**Goal**.
Select, from the material below, each line with "Федерации" in it.

--- start Source data ---

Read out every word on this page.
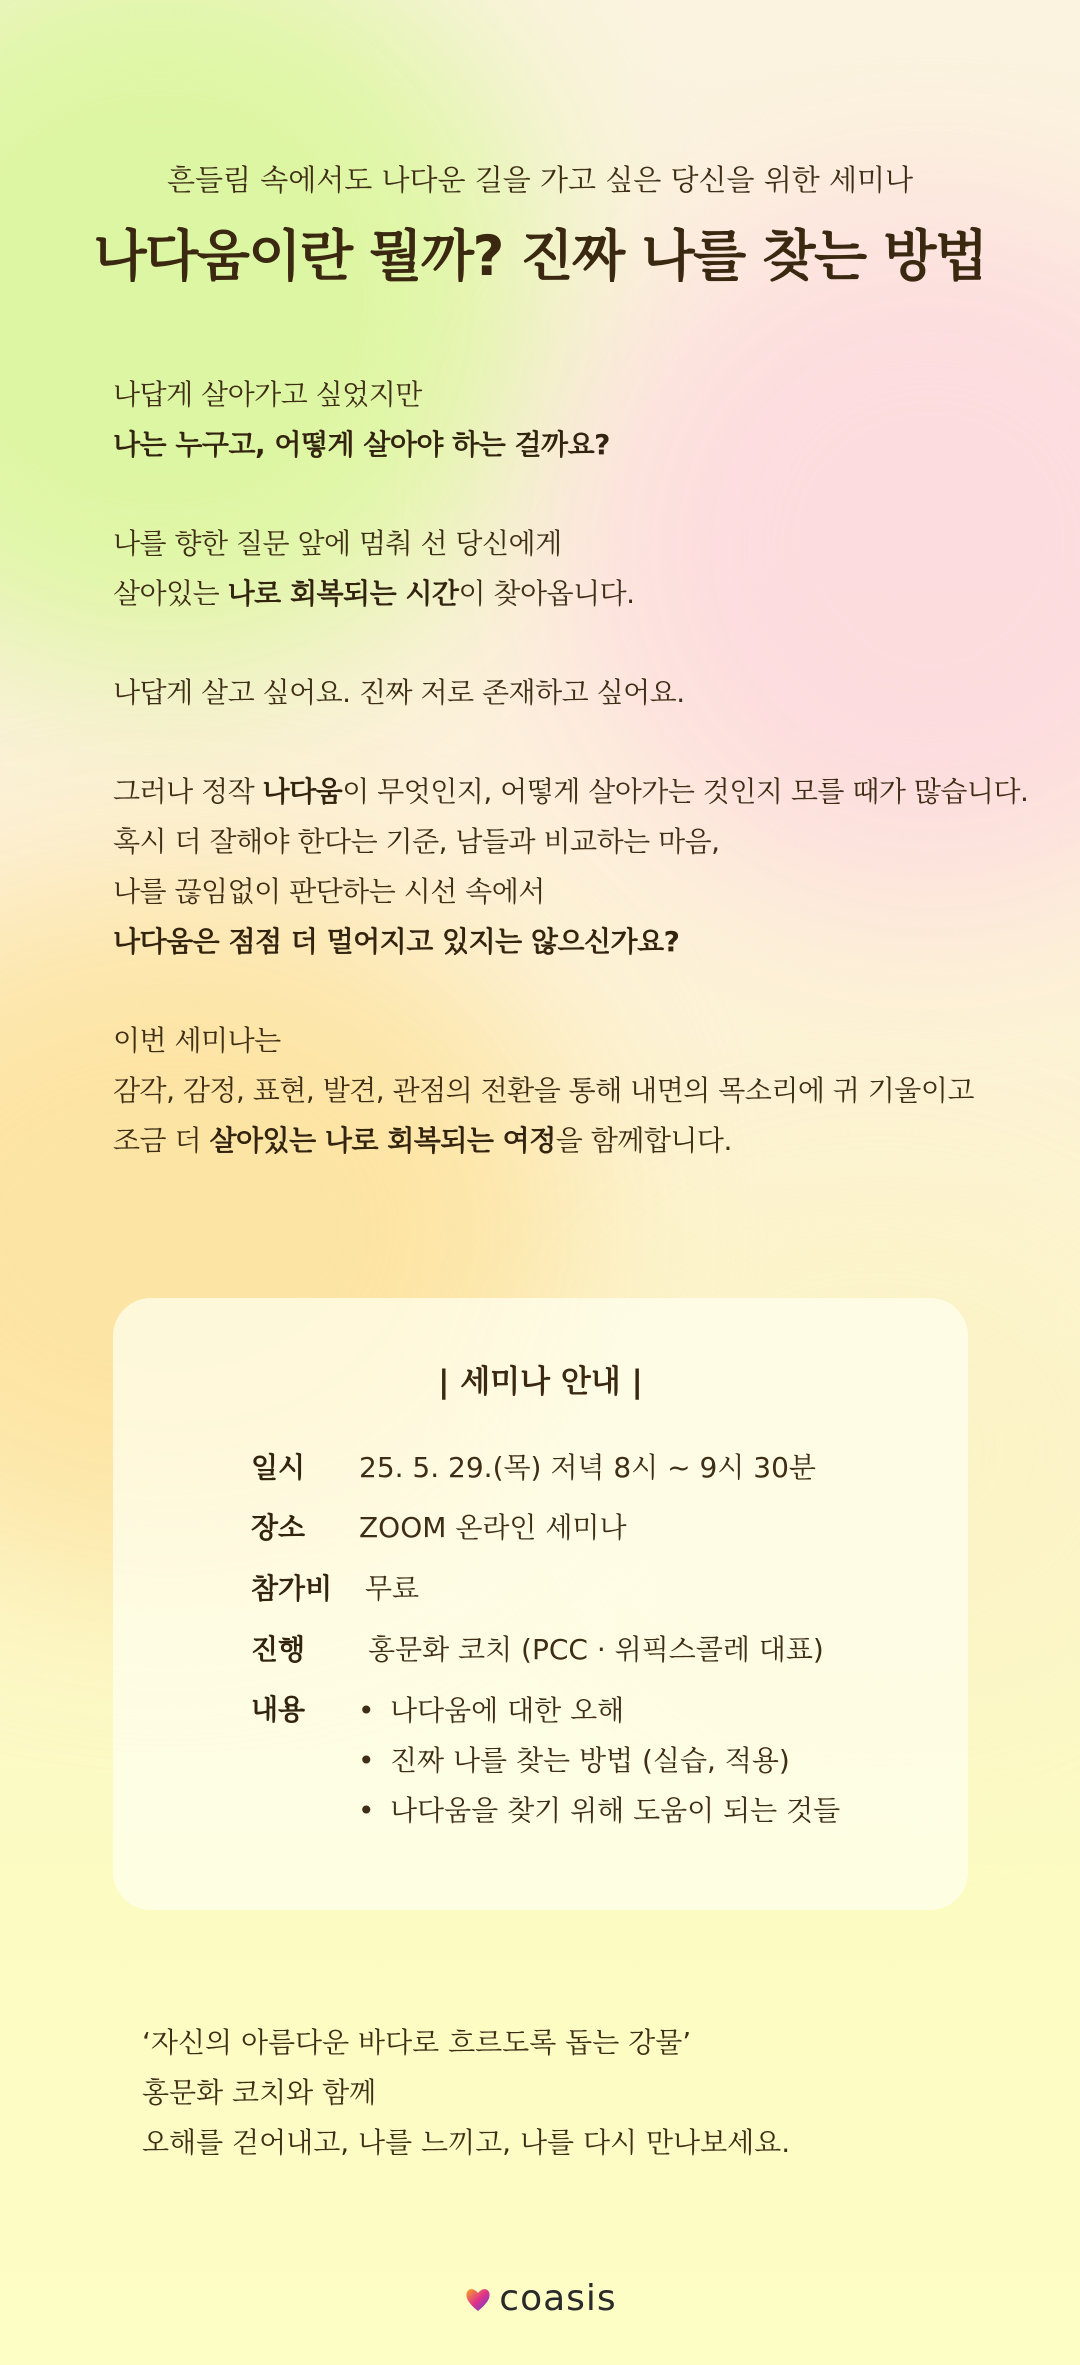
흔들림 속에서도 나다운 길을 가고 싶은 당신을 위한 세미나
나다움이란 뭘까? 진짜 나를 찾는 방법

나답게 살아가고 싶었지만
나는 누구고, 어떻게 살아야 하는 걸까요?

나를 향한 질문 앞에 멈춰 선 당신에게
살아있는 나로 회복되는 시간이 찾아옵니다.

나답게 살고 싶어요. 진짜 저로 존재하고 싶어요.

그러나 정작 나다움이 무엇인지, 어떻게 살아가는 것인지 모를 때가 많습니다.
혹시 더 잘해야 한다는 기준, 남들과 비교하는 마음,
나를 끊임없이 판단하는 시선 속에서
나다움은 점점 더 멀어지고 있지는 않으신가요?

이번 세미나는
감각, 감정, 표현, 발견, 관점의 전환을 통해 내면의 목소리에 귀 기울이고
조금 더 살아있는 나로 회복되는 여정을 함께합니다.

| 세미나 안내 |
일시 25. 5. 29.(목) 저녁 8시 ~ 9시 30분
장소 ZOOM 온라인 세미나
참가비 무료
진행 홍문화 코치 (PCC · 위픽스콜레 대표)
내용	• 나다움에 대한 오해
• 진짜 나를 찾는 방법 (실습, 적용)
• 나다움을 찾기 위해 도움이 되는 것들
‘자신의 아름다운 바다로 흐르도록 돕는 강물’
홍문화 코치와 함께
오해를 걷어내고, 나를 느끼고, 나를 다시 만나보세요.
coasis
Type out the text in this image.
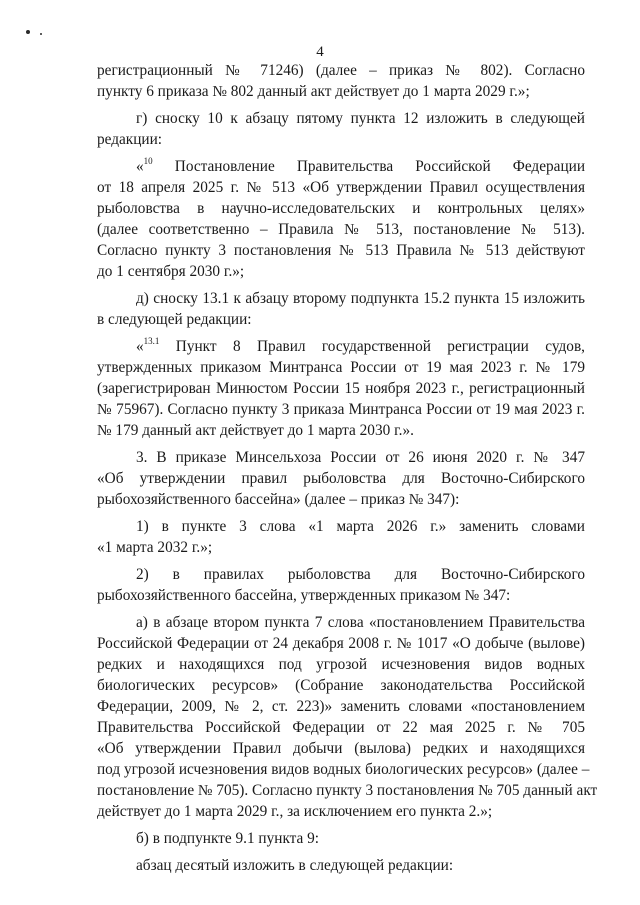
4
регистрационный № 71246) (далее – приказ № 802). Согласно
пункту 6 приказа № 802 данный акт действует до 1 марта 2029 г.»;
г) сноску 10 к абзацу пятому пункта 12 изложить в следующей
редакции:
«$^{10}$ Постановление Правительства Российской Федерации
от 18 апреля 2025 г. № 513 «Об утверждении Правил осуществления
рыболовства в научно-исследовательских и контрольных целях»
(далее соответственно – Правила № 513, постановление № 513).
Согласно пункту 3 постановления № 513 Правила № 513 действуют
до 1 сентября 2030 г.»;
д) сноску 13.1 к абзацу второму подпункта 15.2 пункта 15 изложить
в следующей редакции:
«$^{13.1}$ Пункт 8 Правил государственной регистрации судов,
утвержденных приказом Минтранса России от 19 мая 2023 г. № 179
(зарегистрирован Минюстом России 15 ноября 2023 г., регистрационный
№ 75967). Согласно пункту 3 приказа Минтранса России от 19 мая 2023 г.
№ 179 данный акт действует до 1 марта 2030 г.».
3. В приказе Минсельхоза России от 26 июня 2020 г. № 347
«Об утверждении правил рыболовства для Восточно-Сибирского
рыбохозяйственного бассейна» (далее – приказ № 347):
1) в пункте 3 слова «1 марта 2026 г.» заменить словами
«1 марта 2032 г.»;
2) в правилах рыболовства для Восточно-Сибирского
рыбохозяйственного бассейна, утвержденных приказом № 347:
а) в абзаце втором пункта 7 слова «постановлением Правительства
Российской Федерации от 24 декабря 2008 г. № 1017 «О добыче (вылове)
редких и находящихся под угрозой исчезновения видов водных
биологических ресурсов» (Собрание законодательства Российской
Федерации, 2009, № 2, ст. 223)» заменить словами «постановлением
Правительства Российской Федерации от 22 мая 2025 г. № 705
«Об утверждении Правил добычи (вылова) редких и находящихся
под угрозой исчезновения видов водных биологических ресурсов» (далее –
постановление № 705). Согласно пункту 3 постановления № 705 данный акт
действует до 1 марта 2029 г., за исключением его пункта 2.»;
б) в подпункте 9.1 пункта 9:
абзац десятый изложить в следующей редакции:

--- end Source data ---

**Exercise response**.
«$^{10}$ Постановление Правительства Российской Федерации
Российской Федерации от 24 декабря 2008 г. № 1017 «О добыче (вылове)
Федерации, 2009, № 2, ст. 223)» заменить словами «постановлением
Правительства Российской Федерации от 22 мая 2025 г. № 705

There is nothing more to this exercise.